===== Exercise input =====
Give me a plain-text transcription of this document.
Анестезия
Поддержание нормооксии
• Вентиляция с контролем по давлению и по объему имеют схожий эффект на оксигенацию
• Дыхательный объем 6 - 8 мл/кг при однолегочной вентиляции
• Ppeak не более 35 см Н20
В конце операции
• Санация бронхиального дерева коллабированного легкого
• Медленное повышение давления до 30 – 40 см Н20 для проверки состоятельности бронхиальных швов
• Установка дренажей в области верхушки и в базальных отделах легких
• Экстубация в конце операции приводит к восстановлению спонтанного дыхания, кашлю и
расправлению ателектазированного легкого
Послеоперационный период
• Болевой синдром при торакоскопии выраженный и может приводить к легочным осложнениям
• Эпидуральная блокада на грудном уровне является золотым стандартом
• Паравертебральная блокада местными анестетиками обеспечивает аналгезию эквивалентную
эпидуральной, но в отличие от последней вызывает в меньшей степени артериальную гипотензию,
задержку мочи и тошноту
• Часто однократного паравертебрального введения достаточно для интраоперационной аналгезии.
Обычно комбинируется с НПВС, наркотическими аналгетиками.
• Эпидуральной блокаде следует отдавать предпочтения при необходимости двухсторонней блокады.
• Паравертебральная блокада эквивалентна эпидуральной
=====
===== Exercise input =====
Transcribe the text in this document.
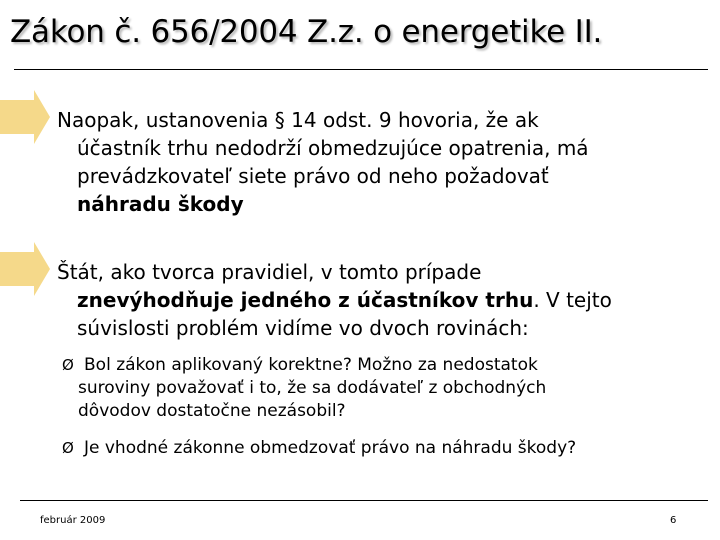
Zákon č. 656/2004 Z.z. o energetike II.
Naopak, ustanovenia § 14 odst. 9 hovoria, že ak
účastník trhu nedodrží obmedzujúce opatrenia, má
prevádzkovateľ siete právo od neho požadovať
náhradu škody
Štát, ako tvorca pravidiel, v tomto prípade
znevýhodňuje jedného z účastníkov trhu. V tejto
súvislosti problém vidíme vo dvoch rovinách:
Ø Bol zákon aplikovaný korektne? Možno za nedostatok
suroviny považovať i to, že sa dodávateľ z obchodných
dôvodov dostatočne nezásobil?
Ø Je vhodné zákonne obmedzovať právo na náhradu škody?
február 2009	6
=====
Identify each line of the material where the word "легкого" shows up, and copy it.

Written answer:
• Санация бронхиального дерева коллабированного легкого
расправлению ателектазированного легкого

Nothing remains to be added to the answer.